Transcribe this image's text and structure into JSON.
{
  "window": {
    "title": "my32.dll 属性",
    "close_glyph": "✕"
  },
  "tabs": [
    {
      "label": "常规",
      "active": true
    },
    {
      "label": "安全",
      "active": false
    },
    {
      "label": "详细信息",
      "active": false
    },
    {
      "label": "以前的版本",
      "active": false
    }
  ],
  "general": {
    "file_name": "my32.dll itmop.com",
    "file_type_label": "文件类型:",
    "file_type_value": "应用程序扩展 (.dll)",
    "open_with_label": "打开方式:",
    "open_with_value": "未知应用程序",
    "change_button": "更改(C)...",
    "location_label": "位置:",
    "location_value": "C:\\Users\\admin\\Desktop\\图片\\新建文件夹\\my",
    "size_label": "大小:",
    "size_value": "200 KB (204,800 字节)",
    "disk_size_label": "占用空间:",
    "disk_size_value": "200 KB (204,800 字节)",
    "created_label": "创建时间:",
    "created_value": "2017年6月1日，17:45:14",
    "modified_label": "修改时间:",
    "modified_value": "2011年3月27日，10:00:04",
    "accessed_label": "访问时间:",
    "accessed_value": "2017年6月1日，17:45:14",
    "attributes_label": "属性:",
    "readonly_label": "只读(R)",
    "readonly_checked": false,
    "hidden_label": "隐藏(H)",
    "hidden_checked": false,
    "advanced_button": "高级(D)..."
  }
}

Objective: Transcribe every entry exactly.

Exercise answer:
Transcribe this image's text and structure into JSON.
{
  "window": {
    "title": "my32.dll 属性",
    "close_glyph": "✕"
  },
  "tabs": [
    {
      "label": "常规",
      "active": true
    },
    {
      "label": "安全",
      "active": false
    },
    {
      "label": "详细信息",
      "active": false
    },
    {
      "label": "以前的版本",
      "active": false
    }
  ],
  "general": {
    "file_name": "my32.dll itmop.com",
    "file_type_label": "文件类型:",
    "file_type_value": "应用程序扩展 (.dll)",
    "open_with_label": "打开方式:",
    "open_with_value": "未知应用程序",
    "change_button": "更改(C)...",
    "location_label": "位置:",
    "location_value": "C:\\Users\\admin\\Desktop\\图片\\新建文件夹\\my",
    "size_label": "大小:",
    "size_value": "200 KB (204,800 字节)",
    "disk_size_label": "占用空间:",
    "disk_size_value": "200 KB (204,800 字节)",
    "created_label": "创建时间:",
    "created_value": "2017年6月1日，17:45:14",
    "modified_label": "修改时间:",
    "modified_value": "2011年3月27日，10:00:04",
    "accessed_label": "访问时间:",
    "accessed_value": "2017年6月1日，17:45:14",
    "attributes_label": "属性:",
    "readonly_label": "只读(R)",
    "readonly_checked": false,
    "hidden_label": "隐藏(H)",
    "hidden_checked": false,
    "advanced_button": "高级(D)..."
  }
}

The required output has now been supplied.